Rows from a dataset
— Begin —
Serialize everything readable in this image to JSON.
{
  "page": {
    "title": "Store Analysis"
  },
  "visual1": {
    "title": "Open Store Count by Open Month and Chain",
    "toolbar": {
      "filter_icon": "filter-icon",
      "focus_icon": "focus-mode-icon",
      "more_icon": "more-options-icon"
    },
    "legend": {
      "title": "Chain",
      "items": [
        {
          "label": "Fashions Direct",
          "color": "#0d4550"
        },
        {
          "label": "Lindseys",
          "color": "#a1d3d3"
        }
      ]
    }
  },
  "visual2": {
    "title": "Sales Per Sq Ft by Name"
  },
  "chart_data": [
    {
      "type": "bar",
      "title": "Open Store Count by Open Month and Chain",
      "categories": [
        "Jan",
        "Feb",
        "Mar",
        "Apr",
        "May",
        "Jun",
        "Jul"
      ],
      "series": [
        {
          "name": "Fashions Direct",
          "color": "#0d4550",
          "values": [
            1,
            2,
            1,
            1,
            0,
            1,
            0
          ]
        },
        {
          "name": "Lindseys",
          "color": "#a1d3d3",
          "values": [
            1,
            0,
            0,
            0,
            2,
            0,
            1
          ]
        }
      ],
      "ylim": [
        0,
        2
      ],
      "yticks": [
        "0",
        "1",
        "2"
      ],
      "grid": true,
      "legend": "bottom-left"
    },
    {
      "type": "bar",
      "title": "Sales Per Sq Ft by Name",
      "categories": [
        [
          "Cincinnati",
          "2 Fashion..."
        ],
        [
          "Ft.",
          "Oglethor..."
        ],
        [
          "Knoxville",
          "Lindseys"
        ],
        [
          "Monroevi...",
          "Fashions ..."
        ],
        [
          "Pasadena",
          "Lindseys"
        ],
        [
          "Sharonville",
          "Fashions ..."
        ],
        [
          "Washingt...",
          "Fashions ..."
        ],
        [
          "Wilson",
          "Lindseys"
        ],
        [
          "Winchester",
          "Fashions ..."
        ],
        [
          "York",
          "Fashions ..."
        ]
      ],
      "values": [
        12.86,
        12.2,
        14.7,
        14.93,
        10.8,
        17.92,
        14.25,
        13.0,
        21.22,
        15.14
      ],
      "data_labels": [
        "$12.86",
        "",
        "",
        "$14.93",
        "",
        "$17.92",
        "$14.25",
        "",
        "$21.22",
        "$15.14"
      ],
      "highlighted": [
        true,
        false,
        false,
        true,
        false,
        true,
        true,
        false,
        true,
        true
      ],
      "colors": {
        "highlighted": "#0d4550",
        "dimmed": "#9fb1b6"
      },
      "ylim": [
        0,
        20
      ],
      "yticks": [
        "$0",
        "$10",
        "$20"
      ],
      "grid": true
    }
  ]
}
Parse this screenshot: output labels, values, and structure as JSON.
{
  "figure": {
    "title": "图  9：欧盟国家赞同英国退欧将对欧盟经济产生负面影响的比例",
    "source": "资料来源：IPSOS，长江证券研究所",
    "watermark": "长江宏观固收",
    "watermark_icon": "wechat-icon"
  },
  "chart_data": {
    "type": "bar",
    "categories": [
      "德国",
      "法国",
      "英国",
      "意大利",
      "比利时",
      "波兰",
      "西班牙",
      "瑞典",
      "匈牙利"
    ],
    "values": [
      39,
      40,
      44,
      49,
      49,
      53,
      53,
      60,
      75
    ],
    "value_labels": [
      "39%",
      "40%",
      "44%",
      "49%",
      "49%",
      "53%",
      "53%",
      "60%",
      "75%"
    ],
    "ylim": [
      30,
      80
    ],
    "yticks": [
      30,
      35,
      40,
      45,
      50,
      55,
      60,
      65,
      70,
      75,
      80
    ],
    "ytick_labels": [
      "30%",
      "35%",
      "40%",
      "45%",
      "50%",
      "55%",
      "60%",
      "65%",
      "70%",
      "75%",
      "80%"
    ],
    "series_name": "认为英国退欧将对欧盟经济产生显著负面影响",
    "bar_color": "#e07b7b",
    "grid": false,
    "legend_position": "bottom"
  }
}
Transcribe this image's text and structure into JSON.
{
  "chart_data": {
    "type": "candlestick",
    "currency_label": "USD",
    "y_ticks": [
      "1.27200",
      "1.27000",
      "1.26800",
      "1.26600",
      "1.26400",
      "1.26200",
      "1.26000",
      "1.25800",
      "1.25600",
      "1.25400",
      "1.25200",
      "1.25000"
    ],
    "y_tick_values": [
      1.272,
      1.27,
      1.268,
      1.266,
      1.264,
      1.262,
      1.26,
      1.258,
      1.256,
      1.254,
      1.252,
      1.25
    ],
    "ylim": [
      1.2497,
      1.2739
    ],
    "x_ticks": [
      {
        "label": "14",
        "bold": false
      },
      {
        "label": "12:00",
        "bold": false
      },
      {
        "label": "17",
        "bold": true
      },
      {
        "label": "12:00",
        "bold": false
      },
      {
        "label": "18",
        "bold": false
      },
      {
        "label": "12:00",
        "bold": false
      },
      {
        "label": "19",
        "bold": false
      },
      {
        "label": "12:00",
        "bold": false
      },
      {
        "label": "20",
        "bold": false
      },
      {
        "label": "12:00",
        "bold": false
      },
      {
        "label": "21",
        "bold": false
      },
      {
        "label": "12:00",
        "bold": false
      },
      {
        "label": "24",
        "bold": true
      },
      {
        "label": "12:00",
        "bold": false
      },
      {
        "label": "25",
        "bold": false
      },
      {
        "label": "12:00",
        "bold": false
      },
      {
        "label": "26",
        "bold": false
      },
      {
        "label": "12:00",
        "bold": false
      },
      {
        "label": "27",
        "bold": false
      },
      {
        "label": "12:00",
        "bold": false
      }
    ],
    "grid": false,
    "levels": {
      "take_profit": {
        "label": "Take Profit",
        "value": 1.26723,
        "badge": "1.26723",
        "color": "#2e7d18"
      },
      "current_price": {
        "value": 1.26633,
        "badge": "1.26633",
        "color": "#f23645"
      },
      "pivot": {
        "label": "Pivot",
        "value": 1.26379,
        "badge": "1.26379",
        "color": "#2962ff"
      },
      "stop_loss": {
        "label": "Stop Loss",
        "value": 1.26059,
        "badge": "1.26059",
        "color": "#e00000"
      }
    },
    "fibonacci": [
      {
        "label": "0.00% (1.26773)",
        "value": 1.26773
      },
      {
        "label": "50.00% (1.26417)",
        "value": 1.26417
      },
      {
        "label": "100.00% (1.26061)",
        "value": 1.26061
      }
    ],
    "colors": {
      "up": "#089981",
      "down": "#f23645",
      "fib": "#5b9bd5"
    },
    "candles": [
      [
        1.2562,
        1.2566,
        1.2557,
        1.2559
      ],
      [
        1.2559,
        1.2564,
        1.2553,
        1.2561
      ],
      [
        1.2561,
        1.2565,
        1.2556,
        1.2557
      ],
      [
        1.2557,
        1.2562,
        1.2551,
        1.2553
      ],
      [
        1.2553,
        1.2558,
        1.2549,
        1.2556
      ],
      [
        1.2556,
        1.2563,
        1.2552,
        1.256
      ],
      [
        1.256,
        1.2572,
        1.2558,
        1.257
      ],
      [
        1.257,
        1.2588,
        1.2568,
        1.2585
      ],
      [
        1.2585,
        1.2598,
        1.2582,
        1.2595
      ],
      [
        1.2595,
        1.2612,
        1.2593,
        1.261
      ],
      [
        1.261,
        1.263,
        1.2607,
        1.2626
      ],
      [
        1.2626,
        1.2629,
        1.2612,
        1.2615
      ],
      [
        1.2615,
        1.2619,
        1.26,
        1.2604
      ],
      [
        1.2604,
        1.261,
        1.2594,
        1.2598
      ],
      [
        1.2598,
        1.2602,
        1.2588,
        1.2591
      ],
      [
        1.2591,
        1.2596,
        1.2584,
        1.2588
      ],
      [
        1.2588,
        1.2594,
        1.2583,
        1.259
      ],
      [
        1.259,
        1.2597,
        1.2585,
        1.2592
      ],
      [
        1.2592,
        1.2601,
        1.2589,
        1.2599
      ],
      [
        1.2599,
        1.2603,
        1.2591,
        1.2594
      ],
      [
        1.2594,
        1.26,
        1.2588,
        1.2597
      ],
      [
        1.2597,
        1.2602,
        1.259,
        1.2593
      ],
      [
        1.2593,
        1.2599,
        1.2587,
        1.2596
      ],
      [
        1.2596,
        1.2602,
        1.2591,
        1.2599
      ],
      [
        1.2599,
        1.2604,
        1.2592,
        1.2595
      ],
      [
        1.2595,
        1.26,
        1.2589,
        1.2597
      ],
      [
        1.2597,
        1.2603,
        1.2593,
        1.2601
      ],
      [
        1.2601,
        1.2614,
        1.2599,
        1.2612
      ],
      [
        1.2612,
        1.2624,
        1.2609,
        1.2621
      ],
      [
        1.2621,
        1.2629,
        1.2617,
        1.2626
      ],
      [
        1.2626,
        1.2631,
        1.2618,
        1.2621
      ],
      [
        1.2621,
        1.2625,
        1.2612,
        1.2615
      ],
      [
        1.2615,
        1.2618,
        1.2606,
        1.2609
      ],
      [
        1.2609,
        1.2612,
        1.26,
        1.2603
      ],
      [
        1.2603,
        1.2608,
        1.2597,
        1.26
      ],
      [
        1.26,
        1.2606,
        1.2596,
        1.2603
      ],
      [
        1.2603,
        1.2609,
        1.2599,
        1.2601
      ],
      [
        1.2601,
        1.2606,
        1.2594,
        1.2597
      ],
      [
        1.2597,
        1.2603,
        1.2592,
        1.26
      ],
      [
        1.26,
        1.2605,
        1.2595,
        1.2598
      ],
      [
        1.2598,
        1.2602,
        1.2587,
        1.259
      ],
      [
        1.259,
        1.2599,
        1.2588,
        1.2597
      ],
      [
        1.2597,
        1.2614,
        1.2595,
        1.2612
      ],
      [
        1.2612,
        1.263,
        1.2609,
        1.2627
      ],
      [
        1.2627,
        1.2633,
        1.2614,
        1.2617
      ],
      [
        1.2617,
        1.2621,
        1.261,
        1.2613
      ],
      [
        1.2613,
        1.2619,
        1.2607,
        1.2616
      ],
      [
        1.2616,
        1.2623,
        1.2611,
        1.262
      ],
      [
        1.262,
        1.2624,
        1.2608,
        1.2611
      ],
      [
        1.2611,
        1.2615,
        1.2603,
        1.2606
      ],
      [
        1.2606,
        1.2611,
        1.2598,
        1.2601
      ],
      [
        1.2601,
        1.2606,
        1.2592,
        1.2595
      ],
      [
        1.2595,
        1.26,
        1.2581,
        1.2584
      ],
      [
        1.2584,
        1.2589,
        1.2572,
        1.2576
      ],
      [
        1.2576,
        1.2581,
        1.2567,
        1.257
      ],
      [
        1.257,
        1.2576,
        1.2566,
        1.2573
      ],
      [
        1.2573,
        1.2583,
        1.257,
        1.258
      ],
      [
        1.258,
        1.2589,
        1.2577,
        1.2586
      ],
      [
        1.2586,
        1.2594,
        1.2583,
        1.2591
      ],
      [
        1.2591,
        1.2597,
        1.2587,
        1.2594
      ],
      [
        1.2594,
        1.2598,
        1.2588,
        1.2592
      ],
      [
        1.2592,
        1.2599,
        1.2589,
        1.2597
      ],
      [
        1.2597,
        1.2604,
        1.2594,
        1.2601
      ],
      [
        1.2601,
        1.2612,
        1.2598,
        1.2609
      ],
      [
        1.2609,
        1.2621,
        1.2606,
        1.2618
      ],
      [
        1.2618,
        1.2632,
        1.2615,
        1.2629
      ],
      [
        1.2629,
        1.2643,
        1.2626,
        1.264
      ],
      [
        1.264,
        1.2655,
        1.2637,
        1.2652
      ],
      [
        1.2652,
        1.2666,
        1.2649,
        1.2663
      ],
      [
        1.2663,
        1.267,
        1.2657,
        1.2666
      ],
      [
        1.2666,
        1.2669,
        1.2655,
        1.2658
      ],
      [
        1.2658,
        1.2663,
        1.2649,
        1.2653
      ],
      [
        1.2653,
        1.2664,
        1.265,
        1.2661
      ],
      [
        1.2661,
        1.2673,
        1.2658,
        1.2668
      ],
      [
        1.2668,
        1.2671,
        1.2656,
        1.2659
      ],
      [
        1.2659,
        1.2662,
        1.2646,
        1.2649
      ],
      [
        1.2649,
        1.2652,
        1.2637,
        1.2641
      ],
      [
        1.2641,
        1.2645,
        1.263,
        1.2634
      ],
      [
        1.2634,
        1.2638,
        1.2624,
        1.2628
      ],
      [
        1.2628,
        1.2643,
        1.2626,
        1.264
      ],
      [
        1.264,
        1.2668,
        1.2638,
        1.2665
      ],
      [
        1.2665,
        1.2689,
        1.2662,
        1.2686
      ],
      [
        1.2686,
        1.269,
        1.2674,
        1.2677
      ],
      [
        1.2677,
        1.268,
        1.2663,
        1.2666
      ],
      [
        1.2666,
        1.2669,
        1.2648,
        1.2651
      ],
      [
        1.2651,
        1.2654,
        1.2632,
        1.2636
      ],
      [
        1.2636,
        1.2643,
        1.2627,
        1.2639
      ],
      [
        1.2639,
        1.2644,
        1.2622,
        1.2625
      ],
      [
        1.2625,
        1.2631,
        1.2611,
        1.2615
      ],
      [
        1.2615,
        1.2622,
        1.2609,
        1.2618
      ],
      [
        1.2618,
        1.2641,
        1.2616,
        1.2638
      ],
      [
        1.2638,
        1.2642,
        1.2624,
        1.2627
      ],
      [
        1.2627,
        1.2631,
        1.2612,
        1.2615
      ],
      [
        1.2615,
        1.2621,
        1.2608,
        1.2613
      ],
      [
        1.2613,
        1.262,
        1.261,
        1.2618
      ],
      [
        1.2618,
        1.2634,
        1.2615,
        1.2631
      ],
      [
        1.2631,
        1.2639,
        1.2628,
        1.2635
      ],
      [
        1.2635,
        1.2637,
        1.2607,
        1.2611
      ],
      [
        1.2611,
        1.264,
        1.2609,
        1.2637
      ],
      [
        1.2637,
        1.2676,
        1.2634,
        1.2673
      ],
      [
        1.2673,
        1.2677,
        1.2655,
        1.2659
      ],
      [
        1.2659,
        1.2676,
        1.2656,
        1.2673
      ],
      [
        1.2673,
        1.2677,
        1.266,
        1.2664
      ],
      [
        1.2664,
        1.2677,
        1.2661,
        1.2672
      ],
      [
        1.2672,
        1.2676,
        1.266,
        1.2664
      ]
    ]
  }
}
— End —
Extract all lines from the data in which "Store" is found.

### Full response:
    "title": "Store Analysis"
    "title": "Open Store Count by Open Month and Chain",
      "title": "Open Store Count by Open Month and Chain",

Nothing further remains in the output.